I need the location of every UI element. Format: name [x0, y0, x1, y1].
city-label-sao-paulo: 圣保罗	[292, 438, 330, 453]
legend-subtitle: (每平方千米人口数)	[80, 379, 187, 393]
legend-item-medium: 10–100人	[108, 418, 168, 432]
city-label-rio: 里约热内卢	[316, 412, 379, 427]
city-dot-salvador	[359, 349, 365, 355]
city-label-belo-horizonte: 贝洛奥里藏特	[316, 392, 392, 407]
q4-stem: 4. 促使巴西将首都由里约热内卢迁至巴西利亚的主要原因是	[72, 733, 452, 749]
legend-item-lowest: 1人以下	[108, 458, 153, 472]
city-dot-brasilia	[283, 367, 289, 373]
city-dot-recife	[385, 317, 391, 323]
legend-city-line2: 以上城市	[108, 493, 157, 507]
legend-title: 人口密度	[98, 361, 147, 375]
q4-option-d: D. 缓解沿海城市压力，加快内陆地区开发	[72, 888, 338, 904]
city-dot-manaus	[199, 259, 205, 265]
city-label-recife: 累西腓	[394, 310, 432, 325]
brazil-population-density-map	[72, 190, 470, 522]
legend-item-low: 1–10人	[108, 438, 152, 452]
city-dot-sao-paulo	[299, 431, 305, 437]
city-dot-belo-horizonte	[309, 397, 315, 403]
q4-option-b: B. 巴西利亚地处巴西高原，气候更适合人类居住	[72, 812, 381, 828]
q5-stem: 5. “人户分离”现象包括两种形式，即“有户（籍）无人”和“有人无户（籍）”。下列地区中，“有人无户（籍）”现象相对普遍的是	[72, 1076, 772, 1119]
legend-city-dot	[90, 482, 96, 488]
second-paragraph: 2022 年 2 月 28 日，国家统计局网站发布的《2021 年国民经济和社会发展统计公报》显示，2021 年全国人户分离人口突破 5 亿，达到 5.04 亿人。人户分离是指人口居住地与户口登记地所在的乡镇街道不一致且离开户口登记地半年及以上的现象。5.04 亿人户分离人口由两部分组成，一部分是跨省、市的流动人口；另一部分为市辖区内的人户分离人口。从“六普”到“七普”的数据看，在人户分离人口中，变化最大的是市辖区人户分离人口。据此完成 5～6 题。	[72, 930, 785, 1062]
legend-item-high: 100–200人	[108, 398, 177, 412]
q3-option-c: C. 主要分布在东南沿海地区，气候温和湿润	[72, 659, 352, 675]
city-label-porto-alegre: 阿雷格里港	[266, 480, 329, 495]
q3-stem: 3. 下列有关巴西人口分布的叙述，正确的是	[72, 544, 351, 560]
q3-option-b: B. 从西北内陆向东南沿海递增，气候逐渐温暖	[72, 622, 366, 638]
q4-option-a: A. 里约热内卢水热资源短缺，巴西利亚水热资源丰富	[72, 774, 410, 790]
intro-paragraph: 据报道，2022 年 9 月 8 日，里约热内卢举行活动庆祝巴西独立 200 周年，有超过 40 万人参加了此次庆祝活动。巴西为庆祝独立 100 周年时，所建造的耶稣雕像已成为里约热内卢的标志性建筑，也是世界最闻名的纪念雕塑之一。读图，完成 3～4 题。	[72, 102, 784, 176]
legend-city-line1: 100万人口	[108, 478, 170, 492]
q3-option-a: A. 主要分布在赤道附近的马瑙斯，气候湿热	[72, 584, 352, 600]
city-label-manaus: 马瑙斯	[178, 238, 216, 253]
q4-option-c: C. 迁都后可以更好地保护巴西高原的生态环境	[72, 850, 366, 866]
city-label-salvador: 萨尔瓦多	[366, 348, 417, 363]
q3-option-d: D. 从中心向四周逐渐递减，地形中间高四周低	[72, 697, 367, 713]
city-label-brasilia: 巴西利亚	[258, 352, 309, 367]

What is expected: Rewrite all the records, putting "Rio de Janeiro" wherever "里约热内卢" appears and leaving everything else as it is.

Final answer:
I need the location of every UI element. Format: name [x0, y0, x1, y1].
city-label-sao-paulo: 圣保罗	[292, 438, 330, 453]
legend-subtitle: (每平方千米人口数)	[80, 379, 187, 393]
legend-item-medium: 10–100人	[108, 418, 168, 432]
city-label-rio: Rio de Janeiro	[316, 412, 379, 427]
city-dot-salvador	[359, 349, 365, 355]
city-label-belo-horizonte: 贝洛奥里藏特	[316, 392, 392, 407]
q4-stem: 4. 促使巴西将首都由Rio de Janeiro迁至巴西利亚的主要原因是	[72, 733, 452, 749]
legend-item-lowest: 1人以下	[108, 458, 153, 472]
city-dot-brasilia	[283, 367, 289, 373]
city-dot-recife	[385, 317, 391, 323]
legend-city-line2: 以上城市	[108, 493, 157, 507]
legend-title: 人口密度	[98, 361, 147, 375]
q4-option-d: D. 缓解沿海城市压力，加快内陆地区开发	[72, 888, 338, 904]
city-dot-manaus	[199, 259, 205, 265]
city-label-recife: 累西腓	[394, 310, 432, 325]
brazil-population-density-map	[72, 190, 470, 522]
legend-item-low: 1–10人	[108, 438, 152, 452]
city-dot-sao-paulo	[299, 431, 305, 437]
city-dot-belo-horizonte	[309, 397, 315, 403]
q4-option-b: B. 巴西利亚地处巴西高原，气候更适合人类居住	[72, 812, 381, 828]
q5-stem: 5. “人户分离”现象包括两种形式，即“有户（籍）无人”和“有人无户（籍）”。下列地区中，“有人无户（籍）”现象相对普遍的是	[72, 1076, 772, 1119]
legend-city-dot	[90, 482, 96, 488]
second-paragraph: 2022 年 2 月 28 日，国家统计局网站发布的《2021 年国民经济和社会发展统计公报》显示，2021 年全国人户分离人口突破 5 亿，达到 5.04 亿人。人户分离是指人口居住地与户口登记地所在的乡镇街道不一致且离开户口登记地半年及以上的现象。5.04 亿人户分离人口由两部分组成，一部分是跨省、市的流动人口；另一部分为市辖区内的人户分离人口。从“六普”到“七普”的数据看，在人户分离人口中，变化最大的是市辖区人户分离人口。据此完成 5～6 题。	[72, 930, 785, 1062]
legend-item-high: 100–200人	[108, 398, 177, 412]
q3-option-c: C. 主要分布在东南沿海地区，气候温和湿润	[72, 659, 352, 675]
city-label-porto-alegre: 阿雷格里港	[266, 480, 329, 495]
q3-stem: 3. 下列有关巴西人口分布的叙述，正确的是	[72, 544, 351, 560]
q3-option-b: B. 从西北内陆向东南沿海递增，气候逐渐温暖	[72, 622, 366, 638]
q4-option-a: A. Rio de Janeiro水热资源短缺，巴西利亚水热资源丰富	[72, 774, 410, 790]
intro-paragraph: 据报道，2022 年 9 月 8 日，Rio de Janeiro举行活动庆祝巴西独立 200 周年，有超过 40 万人参加了此次庆祝活动。巴西为庆祝独立 100 周年时，所建造的耶稣雕像已成为Rio de Janeiro的标志性建筑，也是世界最闻名的纪念雕塑之一。读图，完成 3～4 题。	[72, 102, 784, 176]
legend-city-line1: 100万人口	[108, 478, 170, 492]
q3-option-a: A. 主要分布在赤道附近的马瑙斯，气候湿热	[72, 584, 352, 600]
city-label-manaus: 马瑙斯	[178, 238, 216, 253]
q4-option-c: C. 迁都后可以更好地保护巴西高原的生态环境	[72, 850, 366, 866]
city-label-salvador: 萨尔瓦多	[366, 348, 417, 363]
q3-option-d: D. 从中心向四周逐渐递减，地形中间高四周低	[72, 697, 367, 713]
city-label-brasilia: 巴西利亚	[258, 352, 309, 367]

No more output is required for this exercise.